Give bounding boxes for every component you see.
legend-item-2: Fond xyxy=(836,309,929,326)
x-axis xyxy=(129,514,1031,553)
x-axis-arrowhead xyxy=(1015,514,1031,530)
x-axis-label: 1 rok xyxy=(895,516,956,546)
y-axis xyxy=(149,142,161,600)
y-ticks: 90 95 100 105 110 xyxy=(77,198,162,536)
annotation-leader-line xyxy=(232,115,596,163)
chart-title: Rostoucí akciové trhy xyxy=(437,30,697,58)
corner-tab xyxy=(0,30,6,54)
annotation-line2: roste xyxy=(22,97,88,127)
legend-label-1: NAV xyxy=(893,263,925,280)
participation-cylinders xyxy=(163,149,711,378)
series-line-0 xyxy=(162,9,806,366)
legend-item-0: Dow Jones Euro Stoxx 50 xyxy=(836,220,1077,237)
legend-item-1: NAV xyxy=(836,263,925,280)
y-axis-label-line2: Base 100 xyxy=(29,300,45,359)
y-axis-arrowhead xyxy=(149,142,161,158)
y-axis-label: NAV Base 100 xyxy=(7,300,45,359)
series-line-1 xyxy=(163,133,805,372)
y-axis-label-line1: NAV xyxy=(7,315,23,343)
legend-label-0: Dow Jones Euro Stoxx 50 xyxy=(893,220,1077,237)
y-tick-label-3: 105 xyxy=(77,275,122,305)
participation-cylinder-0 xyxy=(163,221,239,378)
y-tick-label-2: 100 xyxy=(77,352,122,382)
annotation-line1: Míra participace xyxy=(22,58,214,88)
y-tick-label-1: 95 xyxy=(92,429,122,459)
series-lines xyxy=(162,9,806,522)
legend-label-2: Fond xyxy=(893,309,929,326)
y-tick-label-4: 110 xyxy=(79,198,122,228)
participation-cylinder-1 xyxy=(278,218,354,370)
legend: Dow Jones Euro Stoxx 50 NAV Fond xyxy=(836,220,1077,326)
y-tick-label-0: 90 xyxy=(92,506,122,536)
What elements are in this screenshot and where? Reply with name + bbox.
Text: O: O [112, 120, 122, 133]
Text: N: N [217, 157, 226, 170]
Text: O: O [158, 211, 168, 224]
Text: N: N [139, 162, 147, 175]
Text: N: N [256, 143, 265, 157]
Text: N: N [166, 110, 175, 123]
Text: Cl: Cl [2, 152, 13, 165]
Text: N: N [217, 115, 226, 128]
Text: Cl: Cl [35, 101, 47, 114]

Work to be completed -
Retype the lines from the first one through the line containing "series-line-1 xyxy=(163,133,805,372)", inclusive, character for character.

Problem solution -
Give bounding boxes for every component you see.
legend-item-2: Fond xyxy=(836,309,929,326)
x-axis xyxy=(129,514,1031,553)
x-axis-arrowhead xyxy=(1015,514,1031,530)
x-axis-label: 1 rok xyxy=(895,516,956,546)
y-axis xyxy=(149,142,161,600)
y-ticks: 90 95 100 105 110 xyxy=(77,198,162,536)
annotation-leader-line xyxy=(232,115,596,163)
chart-title: Rostoucí akciové trhy xyxy=(437,30,697,58)
corner-tab xyxy=(0,30,6,54)
annotation-line2: roste xyxy=(22,97,88,127)
legend-label-1: NAV xyxy=(893,263,925,280)
participation-cylinders xyxy=(163,149,711,378)
series-line-0 xyxy=(162,9,806,366)
legend-item-0: Dow Jones Euro Stoxx 50 xyxy=(836,220,1077,237)
legend-item-1: NAV xyxy=(836,263,925,280)
y-axis-label-line2: Base 100 xyxy=(29,300,45,359)
y-axis-arrowhead xyxy=(149,142,161,158)
y-axis-label: NAV Base 100 xyxy=(7,300,45,359)
series-line-1 xyxy=(163,133,805,372)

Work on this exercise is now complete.